● WHAT IS REQUIRED: Write out the material exactly. Do not include the pictures.

[Start of TASK INPUT]

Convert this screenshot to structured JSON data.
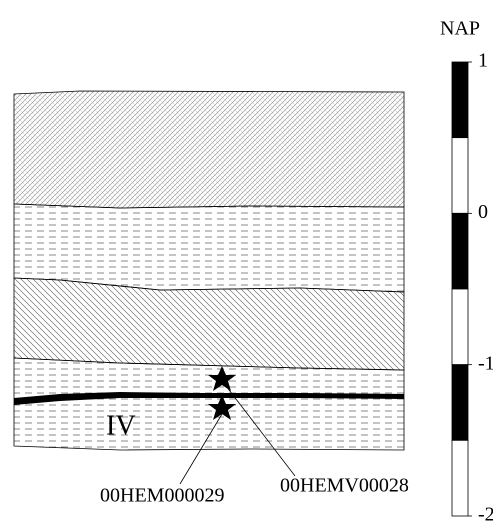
{
  "scale": {
    "title": "NAP",
    "ticks": [
      1,
      0,
      -1,
      -2
    ],
    "range": [
      1,
      -2
    ]
  },
  "layer_label": "IV",
  "samples": [
    "00HEM000029",
    "00HEMV00028"
  ]
}
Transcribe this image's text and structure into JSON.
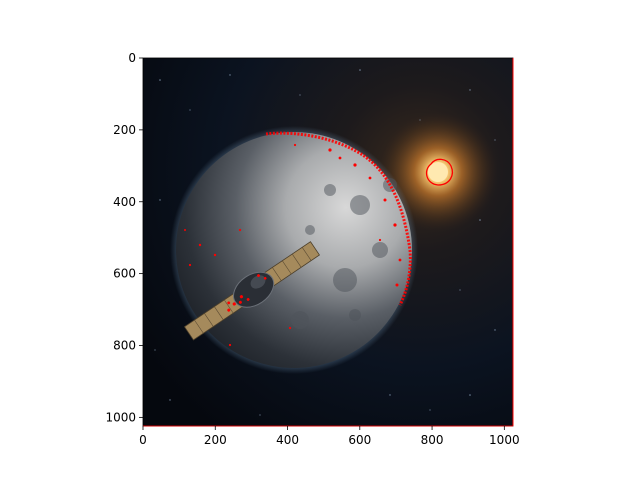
{
  "figure": {
    "background": "#ffffff",
    "accent_overlay_color": "#ff0000"
  },
  "image": {
    "subject": "moon-with-satellite-and-sun",
    "x_range": [
      0,
      1024
    ],
    "y_range": [
      1024,
      0
    ],
    "x_ticks": [
      "0",
      "200",
      "400",
      "600",
      "800",
      "1000"
    ],
    "y_ticks": [
      "0",
      "200",
      "400",
      "600",
      "800",
      "1000"
    ]
  }
}
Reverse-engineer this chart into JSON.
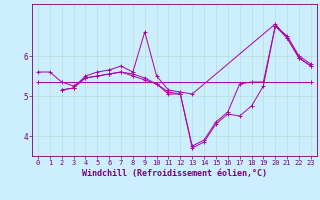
{
  "xlabel": "Windchill (Refroidissement éolien,°C)",
  "bg_color": "#cceeff",
  "line_color": "#aa00aa",
  "grid_color": "#aaddcc",
  "axis_color": "#770077",
  "xlim": [
    -0.5,
    23.5
  ],
  "ylim": [
    3.5,
    7.3
  ],
  "yticks": [
    4,
    5,
    6
  ],
  "xticks": [
    0,
    1,
    2,
    3,
    4,
    5,
    6,
    7,
    8,
    9,
    10,
    11,
    12,
    13,
    14,
    15,
    16,
    17,
    18,
    19,
    20,
    21,
    22,
    23
  ],
  "lines": [
    {
      "x": [
        0,
        1,
        2,
        3,
        4,
        5,
        6,
        7,
        8,
        9,
        10,
        11,
        12,
        13,
        14,
        15,
        16,
        17,
        18,
        19,
        20,
        21,
        22,
        23
      ],
      "y": [
        5.6,
        5.6,
        5.35,
        5.25,
        5.45,
        5.5,
        5.55,
        5.6,
        5.55,
        5.45,
        5.3,
        5.1,
        5.05,
        3.7,
        3.85,
        4.3,
        4.55,
        4.5,
        4.75,
        5.25,
        6.75,
        6.5,
        6.0,
        5.8
      ]
    },
    {
      "x": [
        2,
        3,
        4,
        5,
        6,
        7,
        8,
        9,
        10,
        11,
        12,
        13,
        20,
        21,
        22,
        23
      ],
      "y": [
        5.15,
        5.2,
        5.5,
        5.6,
        5.65,
        5.75,
        5.6,
        6.6,
        5.5,
        5.15,
        5.1,
        5.05,
        6.8,
        6.45,
        5.95,
        5.75
      ]
    },
    {
      "x": [
        0,
        23
      ],
      "y": [
        5.35,
        5.35
      ]
    },
    {
      "x": [
        2,
        3,
        4,
        5,
        6,
        7,
        8,
        9,
        10,
        11,
        12,
        13,
        14,
        15,
        16,
        17,
        18,
        19,
        20,
        21,
        22,
        23
      ],
      "y": [
        5.15,
        5.2,
        5.45,
        5.5,
        5.55,
        5.6,
        5.5,
        5.4,
        5.3,
        5.05,
        5.05,
        3.75,
        3.9,
        4.35,
        4.6,
        5.3,
        5.35,
        5.35,
        6.75,
        6.45,
        5.95,
        5.75
      ]
    }
  ],
  "font_size": 6,
  "tick_font_size": 5.5,
  "marker": "+",
  "marker_size": 3,
  "line_width": 0.7
}
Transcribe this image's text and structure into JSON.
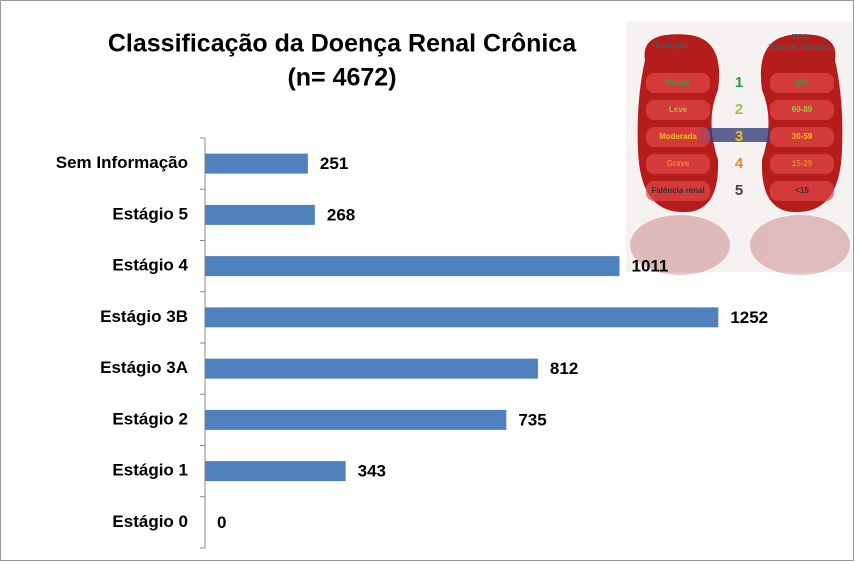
{
  "chart_data": {
    "type": "hbar",
    "title": "Classificação da Doença Renal Crônica",
    "subtitle": "(n= 4672)",
    "categories": [
      "Sem Informação",
      "Estágio 5",
      "Estágio 4",
      "Estágio 3B",
      "Estágio 3A",
      "Estágio 2",
      "Estágio 1",
      "Estágio 0"
    ],
    "values": [
      251,
      268,
      1011,
      1252,
      812,
      735,
      343,
      0
    ],
    "color": "#4f81bd",
    "xlim": [
      0,
      1400
    ]
  },
  "illustration": {
    "stages_header": "Estágios",
    "tfg_header": "TFG",
    "tfg_subheader": "Taxa de filtração",
    "rows": [
      {
        "label": "Pouca",
        "stage": "1",
        "tfg": "≥90",
        "color": "#2e9e3e"
      },
      {
        "label": "Leve",
        "stage": "2",
        "tfg": "60-89",
        "color": "#9bc43a"
      },
      {
        "label": "Moderada",
        "stage": "3",
        "tfg": "30-59",
        "color": "#e8c21c"
      },
      {
        "label": "Grave",
        "stage": "4",
        "tfg": "15-29",
        "color": "#e8892a"
      },
      {
        "label": "Falência renal",
        "stage": "5",
        "tfg": "<15",
        "color": "#444444"
      }
    ]
  }
}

[End of TASK INPUT]

● FULL SOLUTION:
Convert this screenshot to structured JSON data.
{
  "scale": {
    "title": "NAP",
    "ticks": [
      1,
      0,
      -1,
      -2
    ],
    "range": [
      1,
      -2
    ]
  },
  "layer_label": "IV",
  "samples": [
    "00HEM000029",
    "00HEMV00028"
  ]
}
Transcribe this image's text and structure into JSON.
{
  "figure": {
    "background": "#ffffff",
    "accent_overlay_color": "#ff0000"
  },
  "image": {
    "subject": "moon-with-satellite-and-sun",
    "x_range": [
      0,
      1024
    ],
    "y_range": [
      1024,
      0
    ],
    "x_ticks": [
      "0",
      "200",
      "400",
      "600",
      "800",
      "1000"
    ],
    "y_ticks": [
      "0",
      "200",
      "400",
      "600",
      "800",
      "1000"
    ]
  }
}
Reverse-engineer this chart into JSON.
{
  "xlabel": "Windchill (Refroidissement éolien,°C)",
  "bg_color": "#cceeff",
  "line_color": "#aa00aa",
  "grid_color": "#aaddcc",
  "axis_color": "#770077",
  "xlim": [
    -0.5,
    23.5
  ],
  "ylim": [
    3.5,
    7.3
  ],
  "yticks": [
    4,
    5,
    6
  ],
  "xticks": [
    0,
    1,
    2,
    3,
    4,
    5,
    6,
    7,
    8,
    9,
    10,
    11,
    12,
    13,
    14,
    15,
    16,
    17,
    18,
    19,
    20,
    21,
    22,
    23
  ],
  "lines": [
    {
      "x": [
        0,
        1,
        2,
        3,
        4,
        5,
        6,
        7,
        8,
        9,
        10,
        11,
        12,
        13,
        14,
        15,
        16,
        17,
        18,
        19,
        20,
        21,
        22,
        23
      ],
      "y": [
        5.6,
        5.6,
        5.35,
        5.25,
        5.45,
        5.5,
        5.55,
        5.6,
        5.55,
        5.45,
        5.3,
        5.1,
        5.05,
        3.7,
        3.85,
        4.3,
        4.55,
        4.5,
        4.75,
        5.25,
        6.75,
        6.5,
        6.0,
        5.8
      ]
    },
    {
      "x": [
        2,
        3,
        4,
        5,
        6,
        7,
        8,
        9,
        10,
        11,
        12,
        13,
        20,
        21,
        22,
        23
      ],
      "y": [
        5.15,
        5.2,
        5.5,
        5.6,
        5.65,
        5.75,
        5.6,
        6.6,
        5.5,
        5.15,
        5.1,
        5.05,
        6.8,
        6.45,
        5.95,
        5.75
      ]
    },
    {
      "x": [
        0,
        23
      ],
      "y": [
        5.35,
        5.35
      ]
    },
    {
      "x": [
        2,
        3,
        4,
        5,
        6,
        7,
        8,
        9,
        10,
        11,
        12,
        13,
        14,
        15,
        16,
        17,
        18,
        19,
        20,
        21,
        22,
        23
      ],
      "y": [
        5.15,
        5.2,
        5.45,
        5.5,
        5.55,
        5.6,
        5.5,
        5.4,
        5.3,
        5.05,
        5.05,
        3.75,
        3.9,
        4.35,
        4.6,
        5.3,
        5.35,
        5.35,
        6.75,
        6.45,
        5.95,
        5.75
      ]
    }
  ],
  "font_size": 6,
  "tick_font_size": 5.5,
  "marker": "+",
  "marker_size": 3,
  "line_width": 0.7
}
Transcribe this image's text and structure into JSON.
{
  "chart_data": {
    "type": "hbar",
    "title": "Classificação da Doença Renal Crônica",
    "subtitle": "(n= 4672)",
    "categories": [
      "Sem Informação",
      "Estágio 5",
      "Estágio 4",
      "Estágio 3B",
      "Estágio 3A",
      "Estágio 2",
      "Estágio 1",
      "Estágio 0"
    ],
    "values": [
      251,
      268,
      1011,
      1252,
      812,
      735,
      343,
      0
    ],
    "color": "#4f81bd",
    "xlim": [
      0,
      1400
    ]
  },
  "illustration": {
    "stages_header": "Estágios",
    "tfg_header": "TFG",
    "tfg_subheader": "Taxa de filtração",
    "rows": [
      {
        "label": "Pouca",
        "stage": "1",
        "tfg": "≥90",
        "color": "#2e9e3e"
      },
      {
        "label": "Leve",
        "stage": "2",
        "tfg": "60-89",
        "color": "#9bc43a"
      },
      {
        "label": "Moderada",
        "stage": "3",
        "tfg": "30-59",
        "color": "#e8c21c"
      },
      {
        "label": "Grave",
        "stage": "4",
        "tfg": "15-29",
        "color": "#e8892a"
      },
      {
        "label": "Falência renal",
        "stage": "5",
        "tfg": "<15",
        "color": "#444444"
      }
    ]
  }
}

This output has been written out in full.